• **Saved entries**
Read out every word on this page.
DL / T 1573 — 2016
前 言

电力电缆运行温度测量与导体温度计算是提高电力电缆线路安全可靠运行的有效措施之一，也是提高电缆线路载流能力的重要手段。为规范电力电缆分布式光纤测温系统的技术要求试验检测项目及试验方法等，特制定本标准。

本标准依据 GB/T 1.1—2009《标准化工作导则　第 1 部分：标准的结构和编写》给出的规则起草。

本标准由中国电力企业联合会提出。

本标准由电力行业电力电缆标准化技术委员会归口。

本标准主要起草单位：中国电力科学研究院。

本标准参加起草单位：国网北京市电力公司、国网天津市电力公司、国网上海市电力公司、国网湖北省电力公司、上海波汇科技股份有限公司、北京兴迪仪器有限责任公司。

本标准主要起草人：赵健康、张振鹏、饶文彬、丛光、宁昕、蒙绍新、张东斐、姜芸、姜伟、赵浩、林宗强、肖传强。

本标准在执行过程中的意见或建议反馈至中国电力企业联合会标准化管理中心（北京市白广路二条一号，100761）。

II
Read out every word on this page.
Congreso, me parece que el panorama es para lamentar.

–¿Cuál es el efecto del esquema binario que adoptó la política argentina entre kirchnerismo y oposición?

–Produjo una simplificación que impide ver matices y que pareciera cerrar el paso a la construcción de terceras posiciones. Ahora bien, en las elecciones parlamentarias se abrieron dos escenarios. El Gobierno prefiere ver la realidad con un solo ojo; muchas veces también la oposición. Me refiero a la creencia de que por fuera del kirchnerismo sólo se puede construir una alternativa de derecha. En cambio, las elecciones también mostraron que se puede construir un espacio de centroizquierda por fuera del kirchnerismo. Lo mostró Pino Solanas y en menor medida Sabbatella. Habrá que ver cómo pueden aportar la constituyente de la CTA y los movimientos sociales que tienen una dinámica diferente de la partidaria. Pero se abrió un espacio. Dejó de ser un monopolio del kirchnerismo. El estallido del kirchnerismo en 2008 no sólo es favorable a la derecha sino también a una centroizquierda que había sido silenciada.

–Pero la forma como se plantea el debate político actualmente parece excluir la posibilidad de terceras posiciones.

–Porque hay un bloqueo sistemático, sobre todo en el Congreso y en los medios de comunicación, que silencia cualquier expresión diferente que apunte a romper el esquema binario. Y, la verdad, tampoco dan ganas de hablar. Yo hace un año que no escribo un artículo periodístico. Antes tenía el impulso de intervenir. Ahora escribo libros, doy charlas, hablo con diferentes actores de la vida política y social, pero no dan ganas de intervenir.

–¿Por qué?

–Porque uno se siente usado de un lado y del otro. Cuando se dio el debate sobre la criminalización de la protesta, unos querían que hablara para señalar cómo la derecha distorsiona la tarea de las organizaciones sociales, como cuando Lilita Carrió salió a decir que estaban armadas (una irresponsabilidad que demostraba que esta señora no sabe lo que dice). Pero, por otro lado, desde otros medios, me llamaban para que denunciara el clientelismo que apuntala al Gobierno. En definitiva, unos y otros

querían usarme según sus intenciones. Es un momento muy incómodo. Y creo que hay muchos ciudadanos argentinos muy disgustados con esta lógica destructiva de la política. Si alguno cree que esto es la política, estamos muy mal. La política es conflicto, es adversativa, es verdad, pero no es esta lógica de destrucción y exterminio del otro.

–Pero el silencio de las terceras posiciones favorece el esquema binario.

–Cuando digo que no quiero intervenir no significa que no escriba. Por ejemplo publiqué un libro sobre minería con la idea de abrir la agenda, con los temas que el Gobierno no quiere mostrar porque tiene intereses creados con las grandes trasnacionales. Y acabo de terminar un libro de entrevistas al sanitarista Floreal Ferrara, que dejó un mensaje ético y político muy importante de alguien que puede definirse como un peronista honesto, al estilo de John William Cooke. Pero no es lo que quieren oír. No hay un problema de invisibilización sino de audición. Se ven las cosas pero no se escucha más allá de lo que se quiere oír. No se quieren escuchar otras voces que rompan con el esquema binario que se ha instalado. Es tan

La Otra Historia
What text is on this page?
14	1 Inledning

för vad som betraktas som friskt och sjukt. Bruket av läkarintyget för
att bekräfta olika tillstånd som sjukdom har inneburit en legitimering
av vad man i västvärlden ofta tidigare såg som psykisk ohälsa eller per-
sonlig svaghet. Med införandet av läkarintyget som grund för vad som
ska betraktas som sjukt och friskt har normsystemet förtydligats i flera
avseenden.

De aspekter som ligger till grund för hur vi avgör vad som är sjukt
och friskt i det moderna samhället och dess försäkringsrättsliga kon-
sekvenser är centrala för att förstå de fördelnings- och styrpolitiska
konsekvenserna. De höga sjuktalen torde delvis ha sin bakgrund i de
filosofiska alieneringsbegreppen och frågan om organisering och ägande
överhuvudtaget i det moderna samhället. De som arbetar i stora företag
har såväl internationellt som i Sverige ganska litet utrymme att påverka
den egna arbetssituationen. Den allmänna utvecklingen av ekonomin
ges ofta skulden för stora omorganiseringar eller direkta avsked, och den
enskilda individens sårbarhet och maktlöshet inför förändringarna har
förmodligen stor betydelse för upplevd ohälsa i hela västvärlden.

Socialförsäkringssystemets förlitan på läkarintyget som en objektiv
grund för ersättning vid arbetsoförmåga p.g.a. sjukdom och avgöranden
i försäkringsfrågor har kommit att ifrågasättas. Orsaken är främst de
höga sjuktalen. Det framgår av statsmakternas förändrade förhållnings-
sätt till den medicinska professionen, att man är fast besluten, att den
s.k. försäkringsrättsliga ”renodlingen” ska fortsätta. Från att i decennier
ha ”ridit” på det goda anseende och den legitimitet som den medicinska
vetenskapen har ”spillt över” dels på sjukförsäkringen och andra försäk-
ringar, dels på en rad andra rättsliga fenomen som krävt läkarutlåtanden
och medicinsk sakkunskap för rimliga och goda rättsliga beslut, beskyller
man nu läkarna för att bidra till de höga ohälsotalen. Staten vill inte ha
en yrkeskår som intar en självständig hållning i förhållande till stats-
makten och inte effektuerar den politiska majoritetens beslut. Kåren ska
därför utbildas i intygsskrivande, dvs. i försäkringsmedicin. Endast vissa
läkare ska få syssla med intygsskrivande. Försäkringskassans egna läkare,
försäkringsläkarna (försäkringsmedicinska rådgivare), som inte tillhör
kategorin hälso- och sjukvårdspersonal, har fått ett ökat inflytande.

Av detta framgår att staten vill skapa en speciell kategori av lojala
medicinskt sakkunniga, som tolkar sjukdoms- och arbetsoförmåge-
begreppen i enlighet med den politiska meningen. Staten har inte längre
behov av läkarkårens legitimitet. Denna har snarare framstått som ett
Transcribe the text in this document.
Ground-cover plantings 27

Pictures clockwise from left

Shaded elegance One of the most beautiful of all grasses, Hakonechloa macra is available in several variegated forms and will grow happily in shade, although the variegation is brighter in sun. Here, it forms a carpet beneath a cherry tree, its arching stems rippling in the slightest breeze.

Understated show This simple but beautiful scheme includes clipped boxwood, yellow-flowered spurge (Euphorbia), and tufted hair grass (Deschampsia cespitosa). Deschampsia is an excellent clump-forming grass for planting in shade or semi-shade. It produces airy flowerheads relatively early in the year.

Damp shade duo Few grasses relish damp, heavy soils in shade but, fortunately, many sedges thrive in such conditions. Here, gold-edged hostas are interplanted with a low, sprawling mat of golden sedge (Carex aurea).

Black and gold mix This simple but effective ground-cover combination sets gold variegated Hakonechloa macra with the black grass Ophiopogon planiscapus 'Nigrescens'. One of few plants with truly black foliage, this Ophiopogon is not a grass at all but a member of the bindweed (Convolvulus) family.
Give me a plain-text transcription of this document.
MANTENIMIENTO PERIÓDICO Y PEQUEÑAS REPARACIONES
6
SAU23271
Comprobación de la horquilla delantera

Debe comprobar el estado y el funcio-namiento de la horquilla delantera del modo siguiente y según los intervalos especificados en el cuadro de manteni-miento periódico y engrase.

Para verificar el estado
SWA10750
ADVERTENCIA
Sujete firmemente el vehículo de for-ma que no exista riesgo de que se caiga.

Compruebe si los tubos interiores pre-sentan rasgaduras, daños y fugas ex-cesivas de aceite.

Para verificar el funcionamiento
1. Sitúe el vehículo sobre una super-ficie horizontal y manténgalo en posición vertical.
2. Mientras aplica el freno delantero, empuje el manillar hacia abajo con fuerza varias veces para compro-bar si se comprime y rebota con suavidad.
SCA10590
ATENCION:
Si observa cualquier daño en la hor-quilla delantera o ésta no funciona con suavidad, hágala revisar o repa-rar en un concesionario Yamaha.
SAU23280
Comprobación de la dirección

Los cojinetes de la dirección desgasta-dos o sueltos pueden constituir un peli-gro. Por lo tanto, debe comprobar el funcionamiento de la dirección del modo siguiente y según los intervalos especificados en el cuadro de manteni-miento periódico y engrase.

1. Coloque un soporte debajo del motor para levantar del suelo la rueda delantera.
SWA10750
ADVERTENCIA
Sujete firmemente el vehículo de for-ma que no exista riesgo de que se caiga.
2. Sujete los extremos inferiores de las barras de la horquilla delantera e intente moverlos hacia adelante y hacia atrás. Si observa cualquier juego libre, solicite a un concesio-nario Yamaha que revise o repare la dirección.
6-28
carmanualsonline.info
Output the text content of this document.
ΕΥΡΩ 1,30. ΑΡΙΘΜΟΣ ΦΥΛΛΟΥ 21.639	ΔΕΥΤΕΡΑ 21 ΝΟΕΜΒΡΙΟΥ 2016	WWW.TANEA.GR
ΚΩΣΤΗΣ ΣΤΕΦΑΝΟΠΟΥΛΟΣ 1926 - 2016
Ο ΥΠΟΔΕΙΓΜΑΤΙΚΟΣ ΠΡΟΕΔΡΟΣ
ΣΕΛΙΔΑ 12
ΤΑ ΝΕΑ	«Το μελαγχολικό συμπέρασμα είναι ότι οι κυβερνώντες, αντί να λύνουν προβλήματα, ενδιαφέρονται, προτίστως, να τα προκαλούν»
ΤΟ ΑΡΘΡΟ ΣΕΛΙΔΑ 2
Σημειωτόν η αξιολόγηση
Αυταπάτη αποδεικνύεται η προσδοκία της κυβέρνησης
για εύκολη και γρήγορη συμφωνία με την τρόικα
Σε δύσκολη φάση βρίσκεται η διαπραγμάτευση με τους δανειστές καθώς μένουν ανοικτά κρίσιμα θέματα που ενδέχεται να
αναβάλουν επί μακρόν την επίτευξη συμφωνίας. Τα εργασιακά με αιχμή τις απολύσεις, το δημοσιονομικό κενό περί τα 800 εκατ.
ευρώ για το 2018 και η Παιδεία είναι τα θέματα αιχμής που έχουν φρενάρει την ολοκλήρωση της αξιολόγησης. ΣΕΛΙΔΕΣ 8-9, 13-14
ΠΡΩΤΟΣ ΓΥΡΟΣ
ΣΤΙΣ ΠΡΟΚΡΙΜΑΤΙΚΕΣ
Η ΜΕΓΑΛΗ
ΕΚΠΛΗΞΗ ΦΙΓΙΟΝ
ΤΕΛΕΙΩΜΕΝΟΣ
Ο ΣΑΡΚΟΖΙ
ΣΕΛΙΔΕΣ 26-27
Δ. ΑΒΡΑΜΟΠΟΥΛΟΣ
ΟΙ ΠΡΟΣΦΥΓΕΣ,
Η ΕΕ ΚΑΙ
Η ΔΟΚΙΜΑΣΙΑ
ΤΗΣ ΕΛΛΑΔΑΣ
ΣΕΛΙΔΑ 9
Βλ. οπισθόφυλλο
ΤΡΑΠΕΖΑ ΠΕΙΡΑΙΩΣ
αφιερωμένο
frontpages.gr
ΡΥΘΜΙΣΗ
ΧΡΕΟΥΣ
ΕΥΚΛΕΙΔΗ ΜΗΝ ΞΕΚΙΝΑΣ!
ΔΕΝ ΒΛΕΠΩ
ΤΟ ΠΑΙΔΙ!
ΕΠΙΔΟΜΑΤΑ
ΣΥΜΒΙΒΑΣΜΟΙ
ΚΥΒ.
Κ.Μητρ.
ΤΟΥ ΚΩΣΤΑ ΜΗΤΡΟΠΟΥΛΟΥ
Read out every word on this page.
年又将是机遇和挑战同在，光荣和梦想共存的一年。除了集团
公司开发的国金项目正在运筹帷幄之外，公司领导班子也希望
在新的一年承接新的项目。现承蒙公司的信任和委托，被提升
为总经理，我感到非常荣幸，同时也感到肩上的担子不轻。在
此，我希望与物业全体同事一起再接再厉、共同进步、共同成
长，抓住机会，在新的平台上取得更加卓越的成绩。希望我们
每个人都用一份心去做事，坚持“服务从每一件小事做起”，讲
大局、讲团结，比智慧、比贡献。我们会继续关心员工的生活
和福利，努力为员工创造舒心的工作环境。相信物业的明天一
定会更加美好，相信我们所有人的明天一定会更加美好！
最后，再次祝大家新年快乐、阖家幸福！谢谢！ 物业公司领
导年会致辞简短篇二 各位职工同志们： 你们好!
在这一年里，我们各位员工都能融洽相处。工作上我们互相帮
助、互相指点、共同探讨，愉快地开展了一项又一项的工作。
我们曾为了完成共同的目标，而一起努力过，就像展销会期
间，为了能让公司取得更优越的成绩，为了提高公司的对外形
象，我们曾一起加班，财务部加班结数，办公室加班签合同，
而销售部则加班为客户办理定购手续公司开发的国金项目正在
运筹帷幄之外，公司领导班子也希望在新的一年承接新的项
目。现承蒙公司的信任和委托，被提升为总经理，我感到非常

• **WRITTEN TASK**
Pick out each line that holds the string "legitimitet".

• **EXPECTED OUTPUT**
ha ”ridit” på det goda anseende och den legitimitet som den medicinska
behov av läkarkårens legitimitet. Denna har snarare framstått som ett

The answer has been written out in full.